Exercise objective:
Give the data again exactly as written, skipping any pictures.

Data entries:

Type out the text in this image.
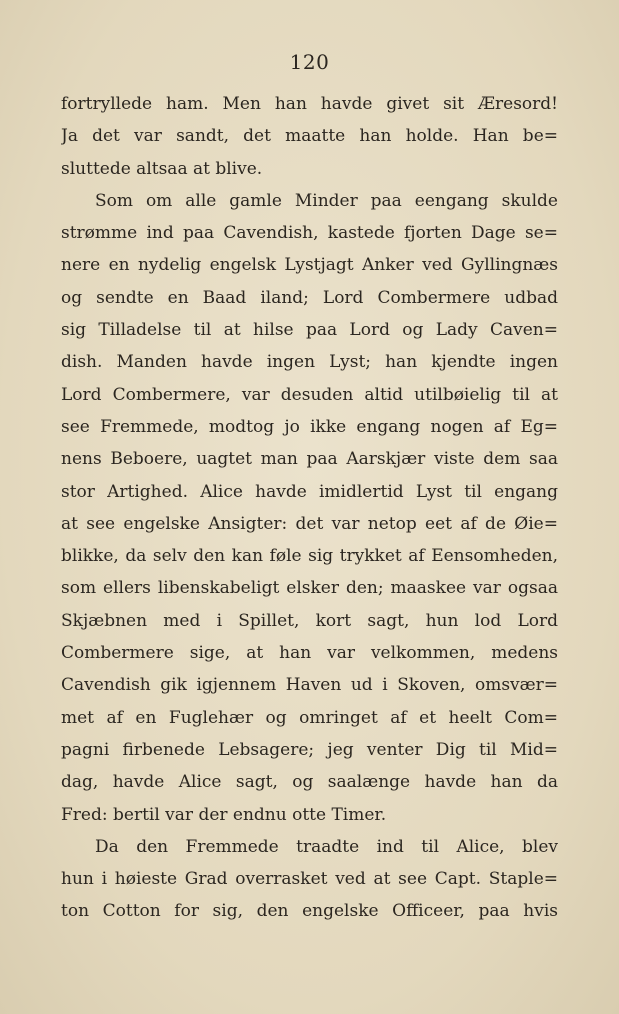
120
fortrylledе ham. Men han havde givet sit Æresord!
Ja det var sandt, det maatte han holde. Han be=
sluttede altsaa at blive.
Som om alle gamle Minder paa eengang skulde
strømme ind paa Cavendish, kastede fjorten Dage se=
nere en nydelig engelsk Lystjagt Anker ved Gyllingnæs
og sendte en Baad iland; Lord Combermere udbad
sig Tilladelse til at hilse paa Lord og Lady Caven=
dish. Manden havde ingen Lyst; han kjendte ingen
Lord Combermere, var desuden altid utilbøielig til at
see Fremmede, modtog jo ikke engang nogen af Eg=
nens Beboere, uagtet man paa Aarskjær viste dem saa
stor Artighed. Alice havde imidlertid Lyst til engang
at see engelske Ansigter: det var netop eet af de Øie=
blikke, da selv den kan føle sig trykket af Eensomheden,
som ellers libenskabeligt elsker den; maaskee var ogsaa
Skjæbnen med i Spillet, kort sagt, hun lod Lord
Combermere sige, at han var velkommen, medens
Cavendish gik igjennem Haven ud i Skoven, omsvær=
met af en Fuglehær og omringet af et heelt Com=
pagni firbenede Lebsagere; jeg venter Dig til Mid=
dag, havde Alice sagt, og saalænge havde han da
Fred: bertil var der endnu otte Timer.
Da den Fremmede traadte ind til Alice, blev
hun i høieste Grad overrasket ved at see Capt. Staple=
ton Cotton for sig, den engelske Officeer, paa hvis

Answer for this exercise:
Type out the text in this image.
120
fortrylledе ham. Men han havde givet sit Æresord!
Ja det var sandt, det maatte han holde. Han be=
sluttede altsaa at blive.
Som om alle gamle Minder paa eengang skulde
strømme ind paa Cavendish, kastede fjorten Dage se=
nere en nydelig engelsk Lystjagt Anker ved Gyllingnæs
og sendte en Baad iland; Lord Combermere udbad
sig Tilladelse til at hilse paa Lord og Lady Caven=
dish. Manden havde ingen Lyst; han kjendte ingen
Lord Combermere, var desuden altid utilbøielig til at
see Fremmede, modtog jo ikke engang nogen af Eg=
nens Beboere, uagtet man paa Aarskjær viste dem saa
stor Artighed. Alice havde imidlertid Lyst til engang
at see engelske Ansigter: det var netop eet af de Øie=
blikke, da selv den kan føle sig trykket af Eensomheden,
som ellers libenskabeligt elsker den; maaskee var ogsaa
Skjæbnen med i Spillet, kort sagt, hun lod Lord
Combermere sige, at han var velkommen, medens
Cavendish gik igjennem Haven ud i Skoven, omsvær=
met af en Fuglehær og omringet af et heelt Com=
pagni firbenede Lebsagere; jeg venter Dig til Mid=
dag, havde Alice sagt, og saalænge havde han da
Fred: bertil var der endnu otte Timer.
Da den Fremmede traadte ind til Alice, blev
hun i høieste Grad overrasket ved at see Capt. Staple=
ton Cotton for sig, den engelske Officeer, paa hvis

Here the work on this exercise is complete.